(Saved entries)
- - -

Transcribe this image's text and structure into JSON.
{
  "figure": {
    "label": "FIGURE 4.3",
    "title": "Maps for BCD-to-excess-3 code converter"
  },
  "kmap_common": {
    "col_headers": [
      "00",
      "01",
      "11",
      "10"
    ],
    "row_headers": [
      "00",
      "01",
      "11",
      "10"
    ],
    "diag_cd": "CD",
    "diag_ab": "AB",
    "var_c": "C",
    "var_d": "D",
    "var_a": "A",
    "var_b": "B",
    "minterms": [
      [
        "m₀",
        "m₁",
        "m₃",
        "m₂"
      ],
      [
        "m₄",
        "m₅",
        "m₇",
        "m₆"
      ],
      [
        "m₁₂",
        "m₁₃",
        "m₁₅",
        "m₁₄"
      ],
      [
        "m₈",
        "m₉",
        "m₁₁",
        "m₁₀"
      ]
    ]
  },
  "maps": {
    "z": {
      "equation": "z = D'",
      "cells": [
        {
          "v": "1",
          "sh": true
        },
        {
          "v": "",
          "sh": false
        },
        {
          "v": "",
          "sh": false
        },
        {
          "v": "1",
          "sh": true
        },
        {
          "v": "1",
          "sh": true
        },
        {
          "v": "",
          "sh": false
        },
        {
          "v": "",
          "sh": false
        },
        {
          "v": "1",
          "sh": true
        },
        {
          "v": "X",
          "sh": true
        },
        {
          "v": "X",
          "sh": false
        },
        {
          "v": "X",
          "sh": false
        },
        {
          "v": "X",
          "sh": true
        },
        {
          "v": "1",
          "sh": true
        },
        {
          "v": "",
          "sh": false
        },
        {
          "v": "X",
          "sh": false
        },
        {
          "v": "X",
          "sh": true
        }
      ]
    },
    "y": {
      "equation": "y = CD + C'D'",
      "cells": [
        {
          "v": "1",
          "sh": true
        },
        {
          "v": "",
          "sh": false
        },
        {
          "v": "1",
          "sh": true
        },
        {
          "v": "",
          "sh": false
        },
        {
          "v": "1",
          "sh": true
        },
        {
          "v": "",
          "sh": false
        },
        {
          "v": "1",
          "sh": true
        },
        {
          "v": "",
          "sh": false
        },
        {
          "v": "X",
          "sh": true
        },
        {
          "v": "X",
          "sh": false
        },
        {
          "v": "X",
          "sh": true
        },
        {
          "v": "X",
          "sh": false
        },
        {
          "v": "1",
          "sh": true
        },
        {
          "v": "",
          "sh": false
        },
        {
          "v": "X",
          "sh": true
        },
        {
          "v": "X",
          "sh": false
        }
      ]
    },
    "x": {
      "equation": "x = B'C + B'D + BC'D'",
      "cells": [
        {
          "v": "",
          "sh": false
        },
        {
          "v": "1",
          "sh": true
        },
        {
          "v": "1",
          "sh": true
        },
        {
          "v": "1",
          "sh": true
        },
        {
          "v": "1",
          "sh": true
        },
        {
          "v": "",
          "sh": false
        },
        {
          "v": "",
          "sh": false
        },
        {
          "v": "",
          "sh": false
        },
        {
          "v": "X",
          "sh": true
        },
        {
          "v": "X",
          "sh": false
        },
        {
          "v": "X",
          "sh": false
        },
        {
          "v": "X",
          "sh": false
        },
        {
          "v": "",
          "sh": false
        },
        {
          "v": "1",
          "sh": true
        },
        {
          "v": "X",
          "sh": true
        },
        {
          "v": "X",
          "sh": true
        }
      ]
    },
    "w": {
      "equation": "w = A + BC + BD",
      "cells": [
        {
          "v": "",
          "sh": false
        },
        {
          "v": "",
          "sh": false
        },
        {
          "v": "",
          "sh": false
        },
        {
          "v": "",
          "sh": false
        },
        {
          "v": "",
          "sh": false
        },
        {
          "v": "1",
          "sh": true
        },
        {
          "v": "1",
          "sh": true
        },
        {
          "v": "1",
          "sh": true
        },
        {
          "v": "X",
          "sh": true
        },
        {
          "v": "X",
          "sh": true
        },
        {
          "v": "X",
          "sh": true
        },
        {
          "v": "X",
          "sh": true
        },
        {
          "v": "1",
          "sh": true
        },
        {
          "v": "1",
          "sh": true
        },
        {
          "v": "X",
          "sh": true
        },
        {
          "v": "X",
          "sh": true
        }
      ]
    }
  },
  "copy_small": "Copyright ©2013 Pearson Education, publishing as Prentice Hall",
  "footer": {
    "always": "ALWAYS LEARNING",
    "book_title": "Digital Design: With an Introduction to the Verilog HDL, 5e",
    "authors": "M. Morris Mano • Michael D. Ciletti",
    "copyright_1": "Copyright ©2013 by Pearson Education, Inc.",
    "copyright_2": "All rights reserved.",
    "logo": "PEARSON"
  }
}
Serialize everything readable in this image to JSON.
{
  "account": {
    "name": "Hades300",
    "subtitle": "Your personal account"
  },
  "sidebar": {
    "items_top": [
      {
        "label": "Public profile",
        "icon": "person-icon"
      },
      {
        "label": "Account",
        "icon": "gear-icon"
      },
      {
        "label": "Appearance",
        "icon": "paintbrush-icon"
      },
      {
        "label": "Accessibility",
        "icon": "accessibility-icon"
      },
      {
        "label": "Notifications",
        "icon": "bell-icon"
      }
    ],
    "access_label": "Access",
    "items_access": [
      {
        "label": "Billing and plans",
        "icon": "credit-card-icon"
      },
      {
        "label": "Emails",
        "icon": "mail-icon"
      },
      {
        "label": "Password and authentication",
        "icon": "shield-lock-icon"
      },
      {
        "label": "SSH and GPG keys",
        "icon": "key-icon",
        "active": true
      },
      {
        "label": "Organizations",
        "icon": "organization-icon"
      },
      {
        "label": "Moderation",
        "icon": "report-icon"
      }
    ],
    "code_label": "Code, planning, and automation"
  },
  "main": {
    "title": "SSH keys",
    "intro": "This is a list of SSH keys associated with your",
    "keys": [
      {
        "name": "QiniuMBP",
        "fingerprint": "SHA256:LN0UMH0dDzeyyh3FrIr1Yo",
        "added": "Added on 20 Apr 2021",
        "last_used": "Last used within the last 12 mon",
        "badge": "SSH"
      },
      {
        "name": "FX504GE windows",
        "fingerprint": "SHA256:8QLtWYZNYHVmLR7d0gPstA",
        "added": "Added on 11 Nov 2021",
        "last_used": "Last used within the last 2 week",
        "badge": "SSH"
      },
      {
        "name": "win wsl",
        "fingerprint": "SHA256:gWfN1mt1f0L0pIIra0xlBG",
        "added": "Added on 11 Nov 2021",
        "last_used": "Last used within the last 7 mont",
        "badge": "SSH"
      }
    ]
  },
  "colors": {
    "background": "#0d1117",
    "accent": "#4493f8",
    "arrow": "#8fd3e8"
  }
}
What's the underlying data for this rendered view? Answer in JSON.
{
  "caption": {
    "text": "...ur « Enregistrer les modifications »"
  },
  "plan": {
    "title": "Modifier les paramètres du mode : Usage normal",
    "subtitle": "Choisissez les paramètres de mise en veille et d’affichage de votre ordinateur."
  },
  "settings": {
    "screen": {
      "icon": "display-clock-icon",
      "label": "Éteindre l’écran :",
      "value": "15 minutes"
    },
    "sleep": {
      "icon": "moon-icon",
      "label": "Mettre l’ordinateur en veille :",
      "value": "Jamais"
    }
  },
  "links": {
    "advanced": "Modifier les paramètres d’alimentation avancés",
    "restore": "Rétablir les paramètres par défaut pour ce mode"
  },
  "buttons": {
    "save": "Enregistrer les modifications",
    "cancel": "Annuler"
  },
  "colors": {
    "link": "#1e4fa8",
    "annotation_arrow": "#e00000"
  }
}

- - -

# Written exercise:
Each line holding "Education" must be found and copied.

# Solution to the problem:
  "copy_small": "Copyright ©2013 Pearson Education, publishing as Prentice Hall",
    "copyright_1": "Copyright ©2013 by Pearson Education, Inc.",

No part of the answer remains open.